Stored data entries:
^^^^^^^^
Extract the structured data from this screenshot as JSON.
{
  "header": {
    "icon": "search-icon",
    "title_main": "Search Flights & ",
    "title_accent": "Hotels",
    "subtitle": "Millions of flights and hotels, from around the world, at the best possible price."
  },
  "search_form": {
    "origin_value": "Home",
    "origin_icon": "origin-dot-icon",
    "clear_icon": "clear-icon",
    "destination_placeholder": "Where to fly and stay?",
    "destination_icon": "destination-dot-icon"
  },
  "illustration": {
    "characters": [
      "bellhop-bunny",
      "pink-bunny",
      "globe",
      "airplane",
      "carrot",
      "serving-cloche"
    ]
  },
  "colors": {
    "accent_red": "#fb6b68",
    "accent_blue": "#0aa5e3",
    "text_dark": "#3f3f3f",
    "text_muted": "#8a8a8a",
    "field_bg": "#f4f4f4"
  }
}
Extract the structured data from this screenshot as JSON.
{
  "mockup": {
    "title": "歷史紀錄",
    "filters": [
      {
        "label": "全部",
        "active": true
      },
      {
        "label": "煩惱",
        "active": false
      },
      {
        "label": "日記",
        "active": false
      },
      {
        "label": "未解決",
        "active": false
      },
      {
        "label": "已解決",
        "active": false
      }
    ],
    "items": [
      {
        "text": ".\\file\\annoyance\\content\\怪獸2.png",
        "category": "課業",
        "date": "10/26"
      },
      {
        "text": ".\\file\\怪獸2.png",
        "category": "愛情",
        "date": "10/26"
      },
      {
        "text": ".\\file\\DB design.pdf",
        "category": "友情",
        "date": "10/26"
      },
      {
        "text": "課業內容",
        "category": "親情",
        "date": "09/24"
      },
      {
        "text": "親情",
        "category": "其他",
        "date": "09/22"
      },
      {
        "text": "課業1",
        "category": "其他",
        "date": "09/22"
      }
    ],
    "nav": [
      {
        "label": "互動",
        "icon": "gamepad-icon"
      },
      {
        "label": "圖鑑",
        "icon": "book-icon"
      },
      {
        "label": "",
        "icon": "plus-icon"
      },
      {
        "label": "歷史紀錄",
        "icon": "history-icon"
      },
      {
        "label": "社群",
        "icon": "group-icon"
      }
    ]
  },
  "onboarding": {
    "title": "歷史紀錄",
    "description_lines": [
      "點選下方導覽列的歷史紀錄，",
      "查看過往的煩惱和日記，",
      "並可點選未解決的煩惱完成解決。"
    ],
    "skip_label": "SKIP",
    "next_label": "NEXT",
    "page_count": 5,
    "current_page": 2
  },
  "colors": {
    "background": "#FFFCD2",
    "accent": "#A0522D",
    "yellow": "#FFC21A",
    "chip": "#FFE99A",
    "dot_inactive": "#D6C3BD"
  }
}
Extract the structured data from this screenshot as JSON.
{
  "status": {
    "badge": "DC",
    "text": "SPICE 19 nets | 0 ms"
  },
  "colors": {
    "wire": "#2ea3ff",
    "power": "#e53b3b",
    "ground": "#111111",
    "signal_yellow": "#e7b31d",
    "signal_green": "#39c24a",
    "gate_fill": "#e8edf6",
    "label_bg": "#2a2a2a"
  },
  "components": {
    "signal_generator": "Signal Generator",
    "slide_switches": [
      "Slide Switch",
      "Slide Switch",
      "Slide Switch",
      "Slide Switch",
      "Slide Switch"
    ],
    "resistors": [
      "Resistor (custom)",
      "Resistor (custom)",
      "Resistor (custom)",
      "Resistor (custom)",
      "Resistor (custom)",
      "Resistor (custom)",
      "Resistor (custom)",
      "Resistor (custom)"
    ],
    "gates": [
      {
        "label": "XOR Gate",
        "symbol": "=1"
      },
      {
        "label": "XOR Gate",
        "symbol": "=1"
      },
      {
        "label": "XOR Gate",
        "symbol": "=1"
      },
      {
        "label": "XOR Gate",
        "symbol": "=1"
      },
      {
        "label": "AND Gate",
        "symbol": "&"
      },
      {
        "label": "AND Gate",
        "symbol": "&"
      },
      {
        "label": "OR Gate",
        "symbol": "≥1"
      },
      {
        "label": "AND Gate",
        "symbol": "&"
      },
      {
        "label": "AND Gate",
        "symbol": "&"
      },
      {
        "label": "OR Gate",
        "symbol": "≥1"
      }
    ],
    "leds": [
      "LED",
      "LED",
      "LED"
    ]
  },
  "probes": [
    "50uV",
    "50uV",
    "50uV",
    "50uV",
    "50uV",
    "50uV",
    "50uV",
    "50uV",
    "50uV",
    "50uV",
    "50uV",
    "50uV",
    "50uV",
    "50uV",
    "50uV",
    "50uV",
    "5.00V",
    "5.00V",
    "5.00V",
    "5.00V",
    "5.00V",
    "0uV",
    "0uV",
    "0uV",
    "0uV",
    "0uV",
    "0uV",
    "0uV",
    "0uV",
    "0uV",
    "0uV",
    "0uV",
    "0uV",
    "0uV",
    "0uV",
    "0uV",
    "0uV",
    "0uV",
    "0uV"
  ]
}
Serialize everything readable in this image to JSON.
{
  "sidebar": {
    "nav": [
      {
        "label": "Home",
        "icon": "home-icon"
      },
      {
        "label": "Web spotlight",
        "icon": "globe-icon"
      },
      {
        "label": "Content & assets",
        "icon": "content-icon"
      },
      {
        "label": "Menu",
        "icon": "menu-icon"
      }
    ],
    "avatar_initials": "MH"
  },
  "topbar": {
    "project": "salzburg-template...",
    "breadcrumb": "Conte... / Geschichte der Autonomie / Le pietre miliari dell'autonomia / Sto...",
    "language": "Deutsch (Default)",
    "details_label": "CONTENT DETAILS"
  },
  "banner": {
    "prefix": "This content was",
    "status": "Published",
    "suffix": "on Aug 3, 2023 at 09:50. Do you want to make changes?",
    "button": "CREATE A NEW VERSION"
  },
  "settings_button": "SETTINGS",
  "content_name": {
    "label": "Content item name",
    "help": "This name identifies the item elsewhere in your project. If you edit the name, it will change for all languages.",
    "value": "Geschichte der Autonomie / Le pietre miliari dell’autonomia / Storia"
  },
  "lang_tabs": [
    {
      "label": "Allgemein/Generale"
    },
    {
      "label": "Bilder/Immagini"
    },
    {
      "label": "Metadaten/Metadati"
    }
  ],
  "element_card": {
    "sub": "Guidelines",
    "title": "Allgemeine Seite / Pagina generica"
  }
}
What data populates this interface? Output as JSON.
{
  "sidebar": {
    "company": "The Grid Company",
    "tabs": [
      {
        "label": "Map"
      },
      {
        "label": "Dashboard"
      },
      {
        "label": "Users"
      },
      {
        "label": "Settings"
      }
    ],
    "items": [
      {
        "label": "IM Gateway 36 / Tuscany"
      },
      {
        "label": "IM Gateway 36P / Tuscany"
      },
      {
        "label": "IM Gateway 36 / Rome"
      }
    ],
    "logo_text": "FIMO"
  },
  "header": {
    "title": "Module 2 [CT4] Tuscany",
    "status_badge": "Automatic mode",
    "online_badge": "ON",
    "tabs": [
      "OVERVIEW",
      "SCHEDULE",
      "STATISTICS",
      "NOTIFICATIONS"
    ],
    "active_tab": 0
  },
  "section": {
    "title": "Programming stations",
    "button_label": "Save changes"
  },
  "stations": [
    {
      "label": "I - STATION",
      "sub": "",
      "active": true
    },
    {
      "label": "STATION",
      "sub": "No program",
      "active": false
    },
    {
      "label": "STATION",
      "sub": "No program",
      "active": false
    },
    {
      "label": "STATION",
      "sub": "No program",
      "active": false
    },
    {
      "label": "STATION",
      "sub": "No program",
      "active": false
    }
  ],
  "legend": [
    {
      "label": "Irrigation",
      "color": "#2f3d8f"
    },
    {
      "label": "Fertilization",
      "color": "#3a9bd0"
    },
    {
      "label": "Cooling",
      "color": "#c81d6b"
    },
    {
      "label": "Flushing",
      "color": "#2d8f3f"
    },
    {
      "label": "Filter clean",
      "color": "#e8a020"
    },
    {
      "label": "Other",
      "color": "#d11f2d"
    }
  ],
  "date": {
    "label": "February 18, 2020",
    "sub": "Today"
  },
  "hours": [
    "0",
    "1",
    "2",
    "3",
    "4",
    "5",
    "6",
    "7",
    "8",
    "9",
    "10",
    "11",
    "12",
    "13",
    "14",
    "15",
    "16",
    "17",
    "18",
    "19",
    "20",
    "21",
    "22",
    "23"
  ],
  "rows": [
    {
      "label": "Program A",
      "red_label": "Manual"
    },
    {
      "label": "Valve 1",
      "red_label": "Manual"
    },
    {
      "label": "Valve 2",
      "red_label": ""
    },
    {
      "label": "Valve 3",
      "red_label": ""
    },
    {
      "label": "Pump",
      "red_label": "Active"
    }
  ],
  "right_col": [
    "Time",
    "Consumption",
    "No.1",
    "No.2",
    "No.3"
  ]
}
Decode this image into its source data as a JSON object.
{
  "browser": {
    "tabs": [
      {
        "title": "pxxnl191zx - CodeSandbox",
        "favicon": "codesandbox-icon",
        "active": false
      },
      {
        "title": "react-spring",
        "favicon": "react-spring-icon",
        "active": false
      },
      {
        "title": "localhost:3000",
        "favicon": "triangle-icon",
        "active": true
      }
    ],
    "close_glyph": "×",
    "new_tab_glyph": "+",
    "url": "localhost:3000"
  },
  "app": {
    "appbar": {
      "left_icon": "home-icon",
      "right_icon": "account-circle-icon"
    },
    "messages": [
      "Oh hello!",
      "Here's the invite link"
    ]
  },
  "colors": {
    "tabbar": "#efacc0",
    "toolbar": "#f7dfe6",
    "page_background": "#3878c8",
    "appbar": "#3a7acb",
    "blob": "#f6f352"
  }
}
^^^^^^^^
▶ **WHAT TO WORK ON**
List all lines above in which the string "Autonomie" appears.

▶ **COMPLETE ANSWER**
    "breadcrumb": "Conte... / Geschichte der Autonomie / Le pietre miliari dell'autonomia / Sto...",
    "value": "Geschichte der Autonomie / Le pietre miliari dell’autonomia / Storia"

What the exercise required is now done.